Bounding box annotations
_ _ _ _ _

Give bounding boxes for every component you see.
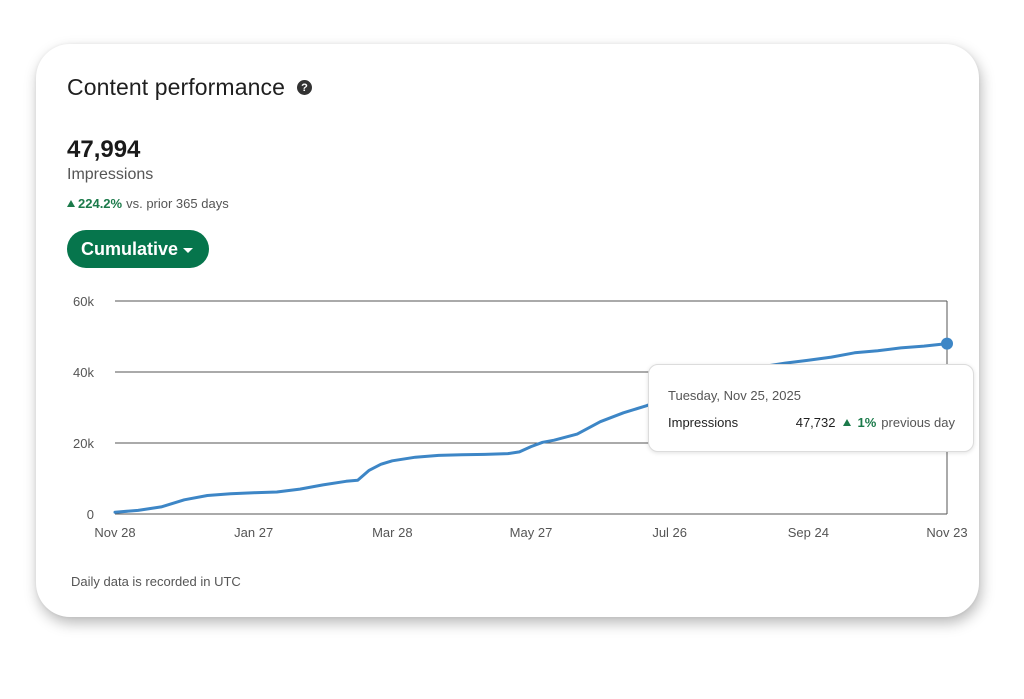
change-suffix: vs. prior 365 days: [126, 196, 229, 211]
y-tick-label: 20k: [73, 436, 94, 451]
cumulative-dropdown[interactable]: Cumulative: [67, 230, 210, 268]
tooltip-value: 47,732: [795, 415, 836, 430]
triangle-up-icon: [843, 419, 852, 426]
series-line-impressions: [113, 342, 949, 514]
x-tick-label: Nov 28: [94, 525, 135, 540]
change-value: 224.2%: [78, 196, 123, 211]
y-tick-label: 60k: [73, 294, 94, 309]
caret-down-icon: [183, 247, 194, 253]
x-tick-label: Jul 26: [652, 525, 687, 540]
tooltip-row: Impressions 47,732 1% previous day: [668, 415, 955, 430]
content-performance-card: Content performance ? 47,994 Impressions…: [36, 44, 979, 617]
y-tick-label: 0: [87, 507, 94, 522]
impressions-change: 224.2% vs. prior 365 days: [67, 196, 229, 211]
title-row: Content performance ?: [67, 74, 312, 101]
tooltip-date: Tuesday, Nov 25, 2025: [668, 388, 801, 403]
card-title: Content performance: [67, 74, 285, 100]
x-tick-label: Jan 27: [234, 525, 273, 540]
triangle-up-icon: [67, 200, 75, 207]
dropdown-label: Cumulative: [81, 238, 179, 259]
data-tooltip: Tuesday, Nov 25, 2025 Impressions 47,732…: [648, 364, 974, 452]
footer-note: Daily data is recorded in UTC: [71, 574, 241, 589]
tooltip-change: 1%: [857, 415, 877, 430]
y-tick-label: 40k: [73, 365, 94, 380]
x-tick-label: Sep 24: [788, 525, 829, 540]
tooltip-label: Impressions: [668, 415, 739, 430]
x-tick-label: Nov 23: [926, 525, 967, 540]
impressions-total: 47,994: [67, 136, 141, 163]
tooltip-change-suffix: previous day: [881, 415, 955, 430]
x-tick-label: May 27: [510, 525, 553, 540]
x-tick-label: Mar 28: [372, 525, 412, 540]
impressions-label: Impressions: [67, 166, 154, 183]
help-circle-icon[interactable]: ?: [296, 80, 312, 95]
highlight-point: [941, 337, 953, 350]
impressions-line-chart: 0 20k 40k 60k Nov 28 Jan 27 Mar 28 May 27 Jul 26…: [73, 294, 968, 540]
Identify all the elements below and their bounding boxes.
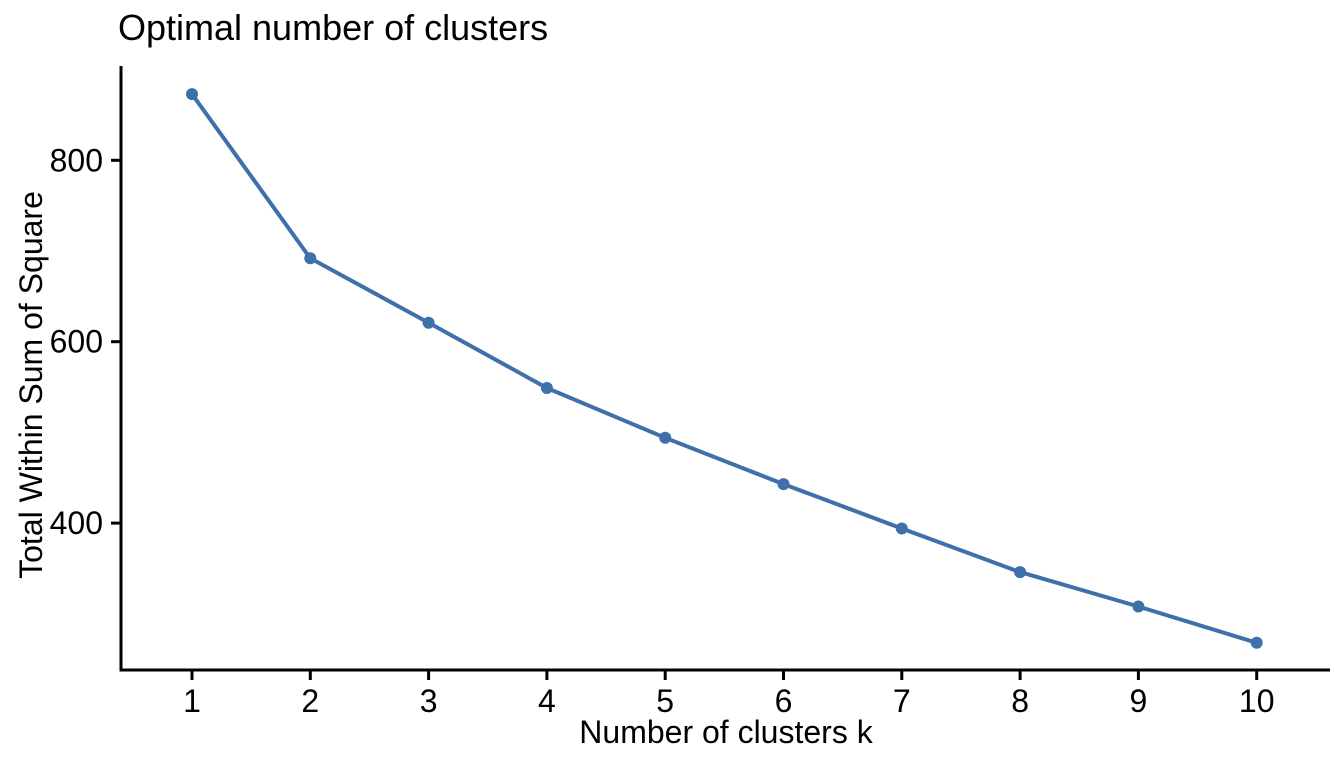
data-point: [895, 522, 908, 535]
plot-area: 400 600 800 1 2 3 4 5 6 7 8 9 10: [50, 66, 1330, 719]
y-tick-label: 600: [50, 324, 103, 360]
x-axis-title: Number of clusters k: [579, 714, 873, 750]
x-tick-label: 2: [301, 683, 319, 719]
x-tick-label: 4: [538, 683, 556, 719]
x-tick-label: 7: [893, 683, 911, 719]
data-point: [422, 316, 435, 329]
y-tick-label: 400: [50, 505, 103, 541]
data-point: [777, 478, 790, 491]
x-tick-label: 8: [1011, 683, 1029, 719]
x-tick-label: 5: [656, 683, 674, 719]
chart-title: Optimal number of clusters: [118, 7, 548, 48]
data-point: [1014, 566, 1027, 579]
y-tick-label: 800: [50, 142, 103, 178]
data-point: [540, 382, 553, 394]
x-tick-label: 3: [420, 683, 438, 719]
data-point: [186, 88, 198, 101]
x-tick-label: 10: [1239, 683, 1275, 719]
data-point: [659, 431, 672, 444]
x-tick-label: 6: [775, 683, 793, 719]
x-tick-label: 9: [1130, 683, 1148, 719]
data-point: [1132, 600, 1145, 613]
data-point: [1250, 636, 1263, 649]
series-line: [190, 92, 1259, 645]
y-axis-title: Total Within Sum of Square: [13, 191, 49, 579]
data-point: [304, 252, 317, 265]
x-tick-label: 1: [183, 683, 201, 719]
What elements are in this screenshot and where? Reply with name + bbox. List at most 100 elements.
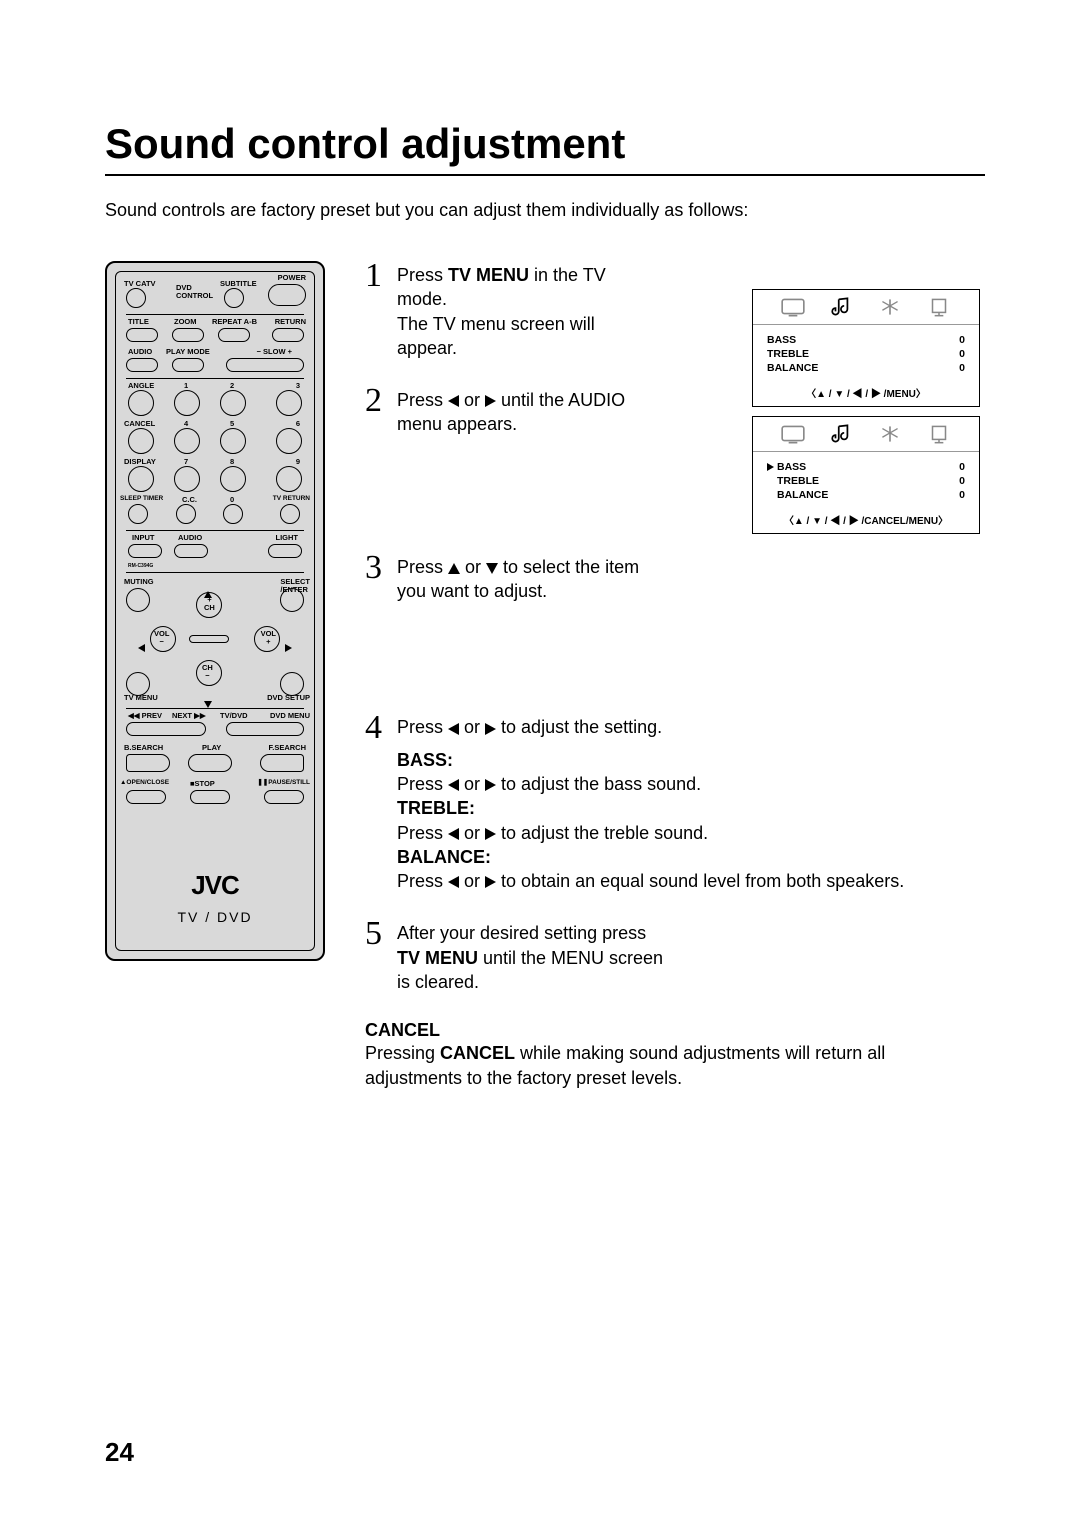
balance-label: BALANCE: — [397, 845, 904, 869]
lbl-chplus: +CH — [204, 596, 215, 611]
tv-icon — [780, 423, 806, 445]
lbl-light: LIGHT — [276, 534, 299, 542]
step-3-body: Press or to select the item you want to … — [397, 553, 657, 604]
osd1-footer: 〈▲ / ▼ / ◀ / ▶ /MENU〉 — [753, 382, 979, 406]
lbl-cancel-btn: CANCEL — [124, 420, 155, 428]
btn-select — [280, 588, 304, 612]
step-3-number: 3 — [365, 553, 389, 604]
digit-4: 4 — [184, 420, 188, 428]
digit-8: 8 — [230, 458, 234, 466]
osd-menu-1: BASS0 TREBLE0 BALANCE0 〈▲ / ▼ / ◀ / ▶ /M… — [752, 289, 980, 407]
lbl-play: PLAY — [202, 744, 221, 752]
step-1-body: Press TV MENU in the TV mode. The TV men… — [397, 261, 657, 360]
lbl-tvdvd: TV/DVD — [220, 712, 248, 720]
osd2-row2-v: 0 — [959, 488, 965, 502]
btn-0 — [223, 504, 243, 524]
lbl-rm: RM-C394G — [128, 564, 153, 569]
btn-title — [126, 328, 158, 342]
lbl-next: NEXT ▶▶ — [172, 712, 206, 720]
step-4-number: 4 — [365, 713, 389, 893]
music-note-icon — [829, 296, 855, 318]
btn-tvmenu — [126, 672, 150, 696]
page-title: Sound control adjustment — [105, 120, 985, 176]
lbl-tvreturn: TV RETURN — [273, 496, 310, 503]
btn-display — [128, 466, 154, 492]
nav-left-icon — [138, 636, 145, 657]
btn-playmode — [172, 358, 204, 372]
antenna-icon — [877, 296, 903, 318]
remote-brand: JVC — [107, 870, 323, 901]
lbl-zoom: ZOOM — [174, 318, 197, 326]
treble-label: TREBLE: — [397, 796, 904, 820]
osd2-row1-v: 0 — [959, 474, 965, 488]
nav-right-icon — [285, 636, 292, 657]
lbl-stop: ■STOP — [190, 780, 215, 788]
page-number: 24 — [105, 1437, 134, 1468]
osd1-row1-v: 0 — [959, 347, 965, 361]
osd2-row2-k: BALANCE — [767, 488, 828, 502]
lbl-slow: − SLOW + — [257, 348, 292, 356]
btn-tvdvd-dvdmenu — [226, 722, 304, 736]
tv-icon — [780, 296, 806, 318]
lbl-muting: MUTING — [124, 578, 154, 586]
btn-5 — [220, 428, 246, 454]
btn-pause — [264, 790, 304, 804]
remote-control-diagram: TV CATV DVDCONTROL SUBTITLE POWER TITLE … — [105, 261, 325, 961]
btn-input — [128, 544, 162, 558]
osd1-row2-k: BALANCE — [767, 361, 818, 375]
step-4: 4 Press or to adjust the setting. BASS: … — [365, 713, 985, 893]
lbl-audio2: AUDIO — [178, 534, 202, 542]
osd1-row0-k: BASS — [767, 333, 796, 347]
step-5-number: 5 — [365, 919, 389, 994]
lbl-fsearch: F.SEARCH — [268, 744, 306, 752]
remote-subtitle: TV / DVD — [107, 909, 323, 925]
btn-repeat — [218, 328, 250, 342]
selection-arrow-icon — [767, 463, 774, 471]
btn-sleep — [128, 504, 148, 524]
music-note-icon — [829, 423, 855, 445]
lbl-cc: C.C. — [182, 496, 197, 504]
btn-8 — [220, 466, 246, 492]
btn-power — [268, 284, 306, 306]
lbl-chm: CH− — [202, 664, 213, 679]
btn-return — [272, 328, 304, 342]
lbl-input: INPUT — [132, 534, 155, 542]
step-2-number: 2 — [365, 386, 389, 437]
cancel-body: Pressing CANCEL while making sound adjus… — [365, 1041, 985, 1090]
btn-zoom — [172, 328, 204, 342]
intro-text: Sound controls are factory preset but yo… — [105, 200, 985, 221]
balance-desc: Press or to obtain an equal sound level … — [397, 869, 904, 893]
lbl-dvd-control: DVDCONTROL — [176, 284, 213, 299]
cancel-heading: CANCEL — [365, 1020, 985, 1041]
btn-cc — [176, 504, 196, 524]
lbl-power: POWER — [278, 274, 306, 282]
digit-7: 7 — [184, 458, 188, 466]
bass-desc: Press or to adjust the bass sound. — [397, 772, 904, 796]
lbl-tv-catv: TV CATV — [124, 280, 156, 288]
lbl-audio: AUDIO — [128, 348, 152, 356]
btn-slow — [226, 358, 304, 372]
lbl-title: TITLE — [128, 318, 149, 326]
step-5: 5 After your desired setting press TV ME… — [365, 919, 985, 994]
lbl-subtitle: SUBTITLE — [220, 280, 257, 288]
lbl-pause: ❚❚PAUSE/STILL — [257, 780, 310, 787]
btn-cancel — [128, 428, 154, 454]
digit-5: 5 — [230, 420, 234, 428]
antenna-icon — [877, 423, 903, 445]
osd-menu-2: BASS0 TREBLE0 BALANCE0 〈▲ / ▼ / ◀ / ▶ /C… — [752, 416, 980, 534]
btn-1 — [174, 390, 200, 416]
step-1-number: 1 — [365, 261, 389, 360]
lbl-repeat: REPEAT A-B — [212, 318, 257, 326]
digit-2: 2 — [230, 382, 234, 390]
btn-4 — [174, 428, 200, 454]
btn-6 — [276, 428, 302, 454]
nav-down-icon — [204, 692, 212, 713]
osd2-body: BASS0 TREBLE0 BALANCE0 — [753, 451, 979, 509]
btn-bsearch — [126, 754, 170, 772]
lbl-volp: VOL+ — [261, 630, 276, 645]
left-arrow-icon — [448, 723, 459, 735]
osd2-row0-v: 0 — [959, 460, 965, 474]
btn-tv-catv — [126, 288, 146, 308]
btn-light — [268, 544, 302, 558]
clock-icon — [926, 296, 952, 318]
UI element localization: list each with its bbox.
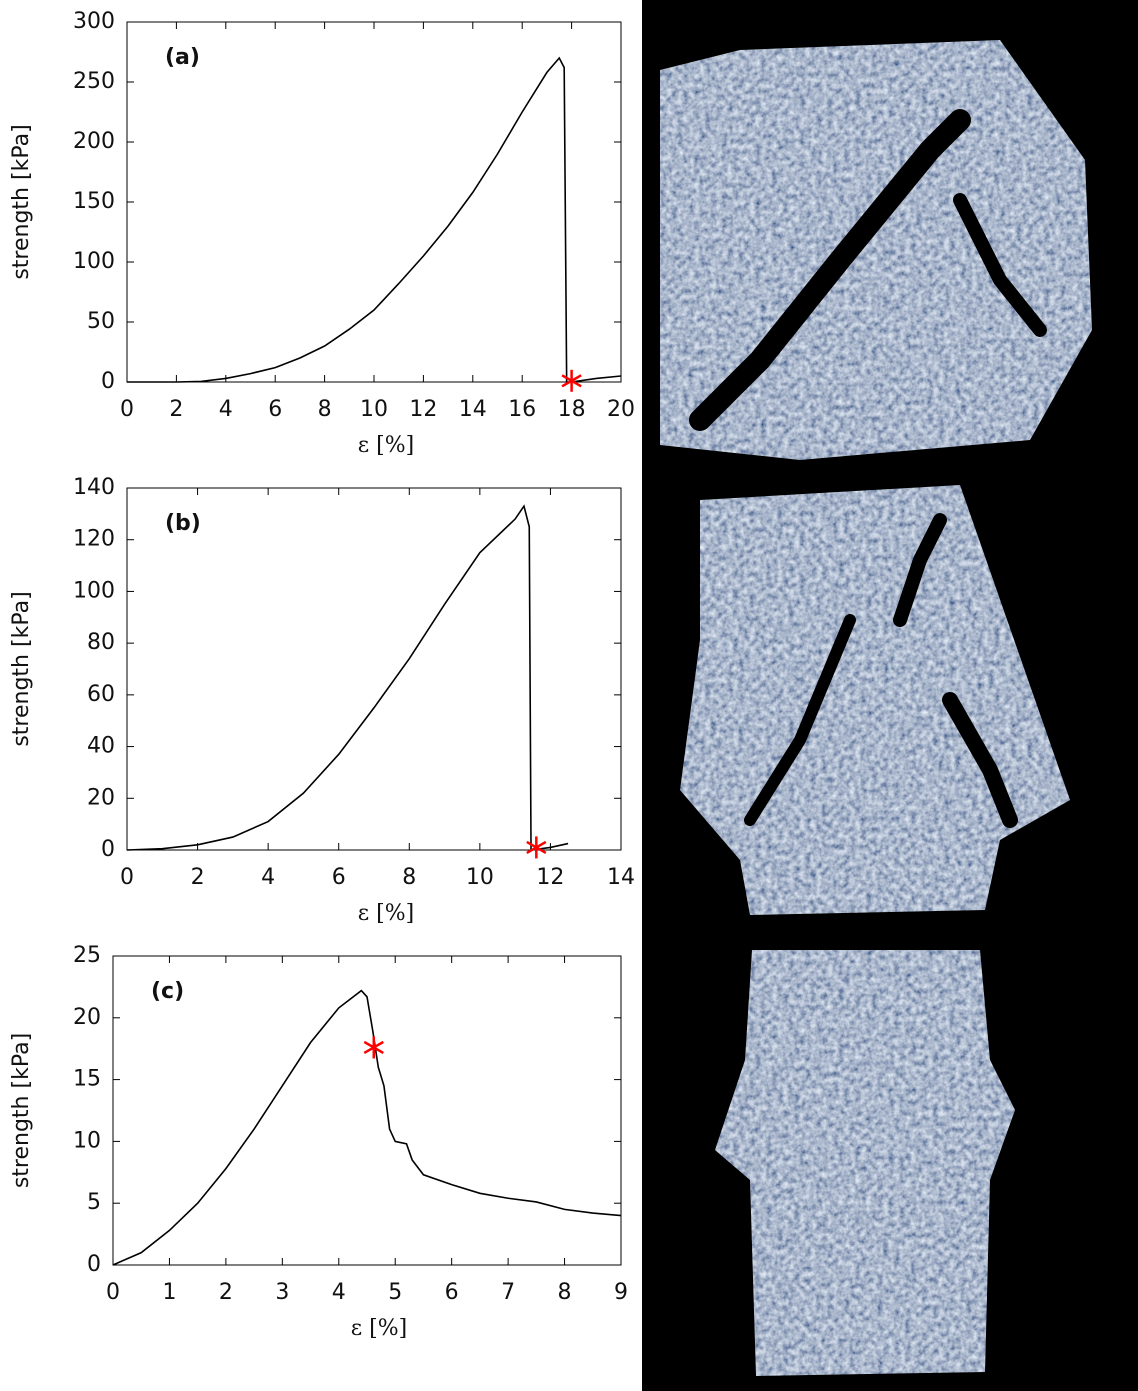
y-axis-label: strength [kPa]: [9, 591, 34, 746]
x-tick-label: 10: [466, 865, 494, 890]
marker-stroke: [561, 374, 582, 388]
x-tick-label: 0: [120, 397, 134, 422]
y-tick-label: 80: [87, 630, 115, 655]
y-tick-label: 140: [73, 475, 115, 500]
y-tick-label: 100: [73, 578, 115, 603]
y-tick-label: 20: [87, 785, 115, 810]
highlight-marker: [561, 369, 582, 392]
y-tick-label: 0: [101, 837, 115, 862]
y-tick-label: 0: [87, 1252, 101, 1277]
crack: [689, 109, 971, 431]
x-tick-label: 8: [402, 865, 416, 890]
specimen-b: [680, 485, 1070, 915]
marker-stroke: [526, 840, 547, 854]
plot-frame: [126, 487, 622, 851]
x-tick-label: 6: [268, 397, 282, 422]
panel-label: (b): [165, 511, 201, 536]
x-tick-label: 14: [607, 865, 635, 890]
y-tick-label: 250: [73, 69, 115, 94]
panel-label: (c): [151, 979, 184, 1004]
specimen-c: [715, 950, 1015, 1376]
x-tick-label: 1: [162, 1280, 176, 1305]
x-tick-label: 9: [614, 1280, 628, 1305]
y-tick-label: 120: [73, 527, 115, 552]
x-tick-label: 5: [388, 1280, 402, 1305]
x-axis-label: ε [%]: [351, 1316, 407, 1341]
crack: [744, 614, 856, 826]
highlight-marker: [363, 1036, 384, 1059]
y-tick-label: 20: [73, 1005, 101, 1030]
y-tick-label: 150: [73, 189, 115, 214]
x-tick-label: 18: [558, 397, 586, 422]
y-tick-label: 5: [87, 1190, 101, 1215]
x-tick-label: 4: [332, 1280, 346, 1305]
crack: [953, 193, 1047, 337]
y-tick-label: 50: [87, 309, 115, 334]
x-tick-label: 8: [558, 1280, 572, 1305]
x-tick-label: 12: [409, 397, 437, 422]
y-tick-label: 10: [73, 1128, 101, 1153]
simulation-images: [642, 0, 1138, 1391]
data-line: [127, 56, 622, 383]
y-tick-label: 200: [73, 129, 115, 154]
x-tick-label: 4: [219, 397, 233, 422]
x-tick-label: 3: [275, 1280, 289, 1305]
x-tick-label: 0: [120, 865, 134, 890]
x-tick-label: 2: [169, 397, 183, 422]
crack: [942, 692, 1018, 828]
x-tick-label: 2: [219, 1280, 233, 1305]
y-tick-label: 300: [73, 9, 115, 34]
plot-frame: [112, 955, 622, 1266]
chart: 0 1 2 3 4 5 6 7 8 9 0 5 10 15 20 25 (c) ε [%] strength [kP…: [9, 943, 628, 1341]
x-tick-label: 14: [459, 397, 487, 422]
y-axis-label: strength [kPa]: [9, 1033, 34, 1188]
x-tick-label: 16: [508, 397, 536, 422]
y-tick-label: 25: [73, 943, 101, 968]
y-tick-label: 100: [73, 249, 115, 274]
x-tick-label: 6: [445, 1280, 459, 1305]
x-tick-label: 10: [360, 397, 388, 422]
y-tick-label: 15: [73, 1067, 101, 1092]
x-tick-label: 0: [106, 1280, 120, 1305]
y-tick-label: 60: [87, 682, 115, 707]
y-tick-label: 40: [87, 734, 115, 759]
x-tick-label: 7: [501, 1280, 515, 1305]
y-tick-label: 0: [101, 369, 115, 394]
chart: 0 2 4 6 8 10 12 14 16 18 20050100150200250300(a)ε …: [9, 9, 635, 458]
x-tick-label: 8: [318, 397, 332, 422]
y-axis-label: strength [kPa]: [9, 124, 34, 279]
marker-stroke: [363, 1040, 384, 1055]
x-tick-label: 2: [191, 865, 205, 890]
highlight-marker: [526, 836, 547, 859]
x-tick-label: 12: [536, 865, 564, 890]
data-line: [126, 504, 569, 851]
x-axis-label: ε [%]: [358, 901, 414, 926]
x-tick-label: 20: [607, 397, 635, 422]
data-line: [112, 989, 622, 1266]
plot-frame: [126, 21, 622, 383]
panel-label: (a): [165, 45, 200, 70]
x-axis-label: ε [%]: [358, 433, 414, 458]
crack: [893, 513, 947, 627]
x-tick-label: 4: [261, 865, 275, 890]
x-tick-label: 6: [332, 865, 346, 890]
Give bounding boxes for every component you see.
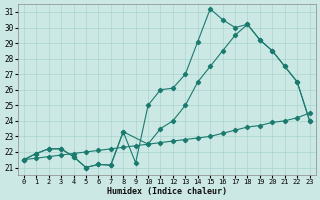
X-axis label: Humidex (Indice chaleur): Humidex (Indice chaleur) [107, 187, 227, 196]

_ _ _ _ _

Can you lay out the lines of the material above as a numbered list, starting with the line that contains "y-axis-label: strength [kPa]: [9, 591, 34, 746]" and going on through the line that contains "crack: [689, 109, 971, 431]", with both of those lines included and blank lines left out?

1. y-axis-label: strength [kPa]: [9, 591, 34, 746]
2. x-tick-label: 10: [466, 865, 494, 890]
3. marker-stroke: [561, 374, 582, 388]
4. x-tick-label: 0: [120, 397, 134, 422]
5. y-tick-label: 80: [87, 630, 115, 655]
6. y-tick-label: 140: [73, 475, 115, 500]
7. y-tick-label: 100: [73, 578, 115, 603]
8. y-tick-label: 20: [87, 785, 115, 810]
9. highlight-marker: [561, 369, 582, 392]
10. y-tick-label: 0: [101, 837, 115, 862]
11. y-tick-label: 0: [87, 1252, 101, 1277]
12. crack: [689, 109, 971, 431]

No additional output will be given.